## INSTRUCTIONS FOR THE TASK
Write out all of the records precisely. Skip anything that is a picture.

## SUPPLIED ENTRIES
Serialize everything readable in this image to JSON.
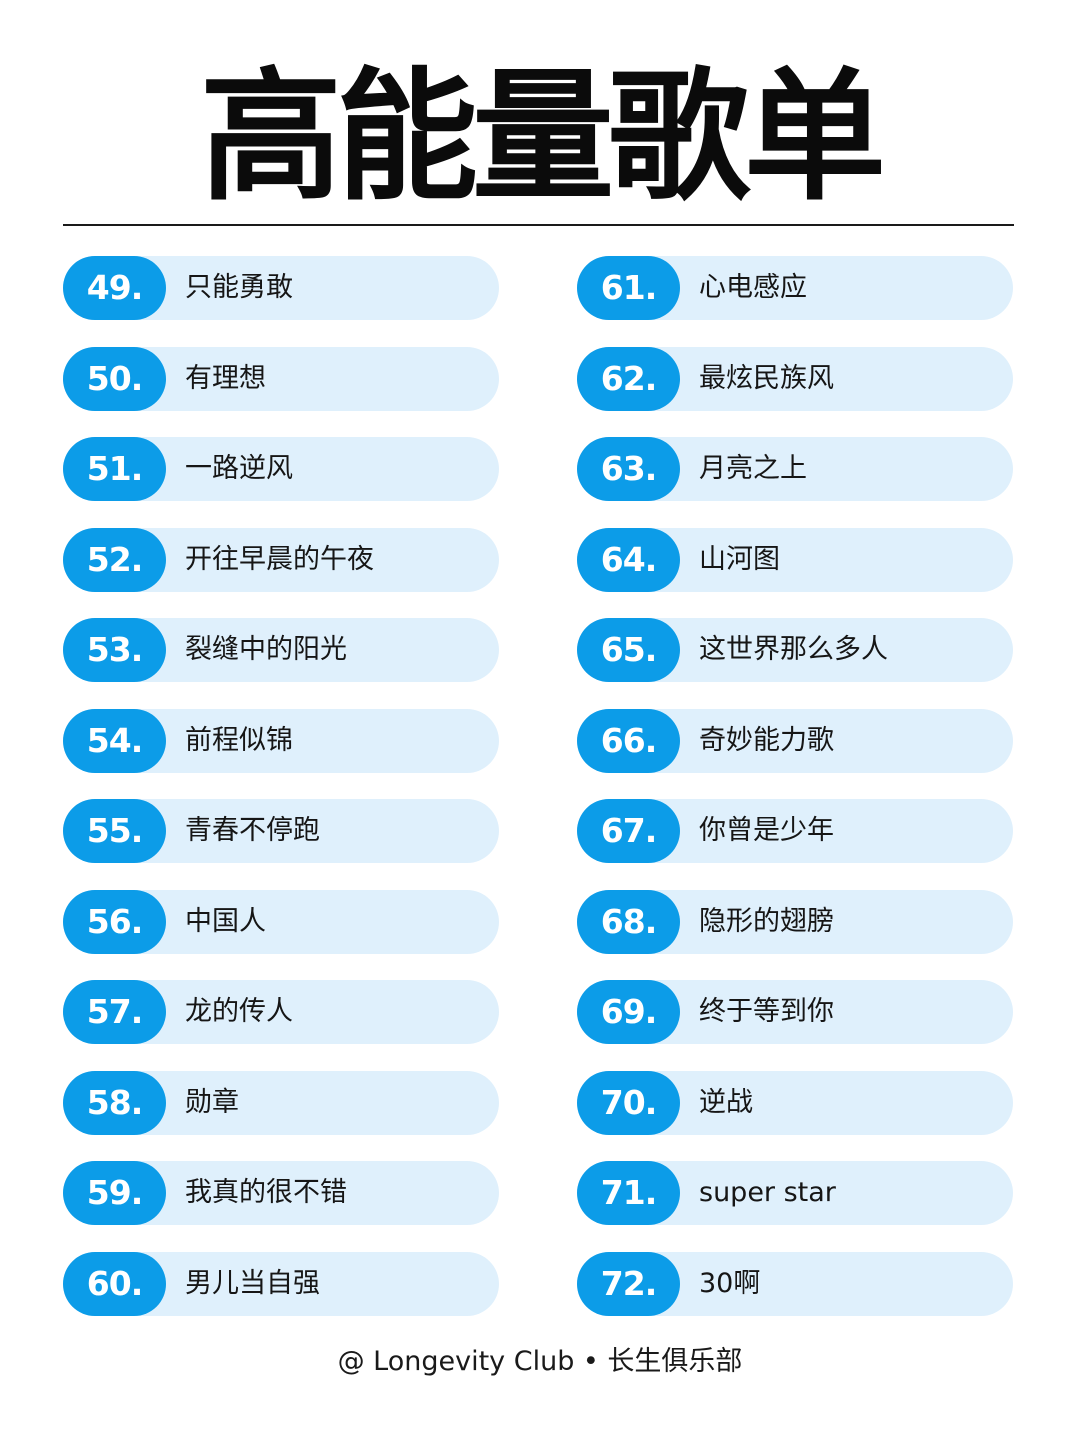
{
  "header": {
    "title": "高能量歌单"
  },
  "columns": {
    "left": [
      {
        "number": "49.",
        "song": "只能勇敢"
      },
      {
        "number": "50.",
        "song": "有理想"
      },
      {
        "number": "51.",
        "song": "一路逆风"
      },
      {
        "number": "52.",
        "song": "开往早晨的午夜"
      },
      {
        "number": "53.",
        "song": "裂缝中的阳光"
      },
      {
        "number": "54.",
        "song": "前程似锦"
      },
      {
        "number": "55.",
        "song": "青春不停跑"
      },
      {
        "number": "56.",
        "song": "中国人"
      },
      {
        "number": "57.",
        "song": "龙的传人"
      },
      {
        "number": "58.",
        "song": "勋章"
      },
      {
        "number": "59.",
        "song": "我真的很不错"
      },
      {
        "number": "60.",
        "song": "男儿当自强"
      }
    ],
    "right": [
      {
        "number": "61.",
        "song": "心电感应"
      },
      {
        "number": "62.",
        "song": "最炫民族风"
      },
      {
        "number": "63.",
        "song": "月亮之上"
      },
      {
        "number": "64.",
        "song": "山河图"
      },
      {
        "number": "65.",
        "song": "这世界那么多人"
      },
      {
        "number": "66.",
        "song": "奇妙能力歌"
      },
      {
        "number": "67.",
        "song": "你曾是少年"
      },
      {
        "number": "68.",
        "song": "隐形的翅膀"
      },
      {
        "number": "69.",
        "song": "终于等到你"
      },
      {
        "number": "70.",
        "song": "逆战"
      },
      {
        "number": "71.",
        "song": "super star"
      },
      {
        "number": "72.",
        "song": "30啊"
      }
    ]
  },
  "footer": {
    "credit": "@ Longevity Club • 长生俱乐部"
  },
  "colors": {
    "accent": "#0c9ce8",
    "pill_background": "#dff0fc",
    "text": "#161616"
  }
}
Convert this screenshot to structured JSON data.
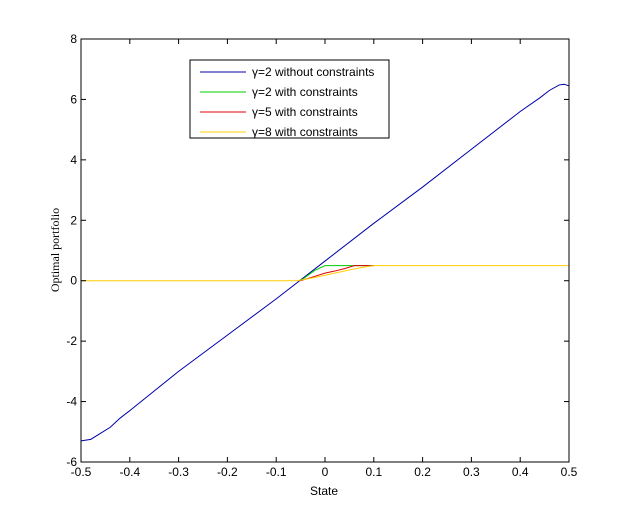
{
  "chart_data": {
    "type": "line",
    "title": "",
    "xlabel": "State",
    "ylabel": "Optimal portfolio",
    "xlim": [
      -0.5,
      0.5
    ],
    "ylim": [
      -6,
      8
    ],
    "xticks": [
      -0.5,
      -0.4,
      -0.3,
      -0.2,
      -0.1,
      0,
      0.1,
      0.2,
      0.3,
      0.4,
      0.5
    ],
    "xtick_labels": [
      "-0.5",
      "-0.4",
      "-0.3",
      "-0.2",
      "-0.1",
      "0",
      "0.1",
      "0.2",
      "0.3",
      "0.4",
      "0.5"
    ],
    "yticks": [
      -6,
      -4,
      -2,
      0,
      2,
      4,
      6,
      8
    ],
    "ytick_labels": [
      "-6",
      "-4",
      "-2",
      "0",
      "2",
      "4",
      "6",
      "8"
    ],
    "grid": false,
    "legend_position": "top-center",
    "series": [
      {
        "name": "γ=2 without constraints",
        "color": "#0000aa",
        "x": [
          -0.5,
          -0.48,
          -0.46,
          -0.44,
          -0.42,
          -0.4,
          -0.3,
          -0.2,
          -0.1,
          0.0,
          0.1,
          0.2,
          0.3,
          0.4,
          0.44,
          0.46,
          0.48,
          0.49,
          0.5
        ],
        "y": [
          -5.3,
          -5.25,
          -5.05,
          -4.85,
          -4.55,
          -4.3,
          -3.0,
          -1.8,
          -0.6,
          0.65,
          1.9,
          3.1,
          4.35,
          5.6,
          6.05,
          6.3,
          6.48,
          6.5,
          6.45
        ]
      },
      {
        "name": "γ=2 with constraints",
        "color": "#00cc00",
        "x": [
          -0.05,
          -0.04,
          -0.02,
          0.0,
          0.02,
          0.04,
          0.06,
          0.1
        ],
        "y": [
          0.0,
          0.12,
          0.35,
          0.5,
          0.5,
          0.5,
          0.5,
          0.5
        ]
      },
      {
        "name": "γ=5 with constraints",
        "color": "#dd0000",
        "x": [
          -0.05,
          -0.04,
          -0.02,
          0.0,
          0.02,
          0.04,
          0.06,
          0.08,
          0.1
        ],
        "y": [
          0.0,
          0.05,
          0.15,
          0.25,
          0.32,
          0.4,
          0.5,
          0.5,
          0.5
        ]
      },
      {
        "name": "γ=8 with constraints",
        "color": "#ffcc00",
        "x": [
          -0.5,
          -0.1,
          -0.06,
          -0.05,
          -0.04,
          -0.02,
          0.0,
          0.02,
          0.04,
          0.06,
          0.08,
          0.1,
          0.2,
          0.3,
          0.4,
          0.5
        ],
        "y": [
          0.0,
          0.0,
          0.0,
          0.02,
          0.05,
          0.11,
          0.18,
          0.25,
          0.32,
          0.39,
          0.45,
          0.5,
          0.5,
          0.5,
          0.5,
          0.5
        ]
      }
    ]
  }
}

## ANSWER TO THIS TASK
Serialize everything readable in this image to JSON.
{
  "header": {
    "title": "高能量歌单"
  },
  "columns": {
    "left": [
      {
        "number": "49.",
        "song": "只能勇敢"
      },
      {
        "number": "50.",
        "song": "有理想"
      },
      {
        "number": "51.",
        "song": "一路逆风"
      },
      {
        "number": "52.",
        "song": "开往早晨的午夜"
      },
      {
        "number": "53.",
        "song": "裂缝中的阳光"
      },
      {
        "number": "54.",
        "song": "前程似锦"
      },
      {
        "number": "55.",
        "song": "青春不停跑"
      },
      {
        "number": "56.",
        "song": "中国人"
      },
      {
        "number": "57.",
        "song": "龙的传人"
      },
      {
        "number": "58.",
        "song": "勋章"
      },
      {
        "number": "59.",
        "song": "我真的很不错"
      },
      {
        "number": "60.",
        "song": "男儿当自强"
      }
    ],
    "right": [
      {
        "number": "61.",
        "song": "心电感应"
      },
      {
        "number": "62.",
        "song": "最炫民族风"
      },
      {
        "number": "63.",
        "song": "月亮之上"
      },
      {
        "number": "64.",
        "song": "山河图"
      },
      {
        "number": "65.",
        "song": "这世界那么多人"
      },
      {
        "number": "66.",
        "song": "奇妙能力歌"
      },
      {
        "number": "67.",
        "song": "你曾是少年"
      },
      {
        "number": "68.",
        "song": "隐形的翅膀"
      },
      {
        "number": "69.",
        "song": "终于等到你"
      },
      {
        "number": "70.",
        "song": "逆战"
      },
      {
        "number": "71.",
        "song": "super star"
      },
      {
        "number": "72.",
        "song": "30啊"
      }
    ]
  },
  "footer": {
    "credit": "@ Longevity Club • 长生俱乐部"
  },
  "colors": {
    "accent": "#0c9ce8",
    "pill_background": "#dff0fc",
    "text": "#161616"
  }
}
Convert this screenshot to structured JSON data.
{
  "chart_data": {
    "type": "line",
    "title": "",
    "xlabel": "State",
    "ylabel": "Optimal portfolio",
    "xlim": [
      -0.5,
      0.5
    ],
    "ylim": [
      -6,
      8
    ],
    "xticks": [
      -0.5,
      -0.4,
      -0.3,
      -0.2,
      -0.1,
      0,
      0.1,
      0.2,
      0.3,
      0.4,
      0.5
    ],
    "xtick_labels": [
      "-0.5",
      "-0.4",
      "-0.3",
      "-0.2",
      "-0.1",
      "0",
      "0.1",
      "0.2",
      "0.3",
      "0.4",
      "0.5"
    ],
    "yticks": [
      -6,
      -4,
      -2,
      0,
      2,
      4,
      6,
      8
    ],
    "ytick_labels": [
      "-6",
      "-4",
      "-2",
      "0",
      "2",
      "4",
      "6",
      "8"
    ],
    "grid": false,
    "legend_position": "top-center",
    "series": [
      {
        "name": "γ=2 without constraints",
        "color": "#0000aa",
        "x": [
          -0.5,
          -0.48,
          -0.46,
          -0.44,
          -0.42,
          -0.4,
          -0.3,
          -0.2,
          -0.1,
          0.0,
          0.1,
          0.2,
          0.3,
          0.4,
          0.44,
          0.46,
          0.48,
          0.49,
          0.5
        ],
        "y": [
          -5.3,
          -5.25,
          -5.05,
          -4.85,
          -4.55,
          -4.3,
          -3.0,
          -1.8,
          -0.6,
          0.65,
          1.9,
          3.1,
          4.35,
          5.6,
          6.05,
          6.3,
          6.48,
          6.5,
          6.45
        ]
      },
      {
        "name": "γ=2 with constraints",
        "color": "#00cc00",
        "x": [
          -0.05,
          -0.04,
          -0.02,
          0.0,
          0.02,
          0.04,
          0.06,
          0.1
        ],
        "y": [
          0.0,
          0.12,
          0.35,
          0.5,
          0.5,
          0.5,
          0.5,
          0.5
        ]
      },
      {
        "name": "γ=5 with constraints",
        "color": "#dd0000",
        "x": [
          -0.05,
          -0.04,
          -0.02,
          0.0,
          0.02,
          0.04,
          0.06,
          0.08,
          0.1
        ],
        "y": [
          0.0,
          0.05,
          0.15,
          0.25,
          0.32,
          0.4,
          0.5,
          0.5,
          0.5
        ]
      },
      {
        "name": "γ=8 with constraints",
        "color": "#ffcc00",
        "x": [
          -0.5,
          -0.1,
          -0.06,
          -0.05,
          -0.04,
          -0.02,
          0.0,
          0.02,
          0.04,
          0.06,
          0.08,
          0.1,
          0.2,
          0.3,
          0.4,
          0.5
        ],
        "y": [
          0.0,
          0.0,
          0.0,
          0.02,
          0.05,
          0.11,
          0.18,
          0.25,
          0.32,
          0.39,
          0.45,
          0.5,
          0.5,
          0.5,
          0.5,
          0.5
        ]
      }
    ]
  }
}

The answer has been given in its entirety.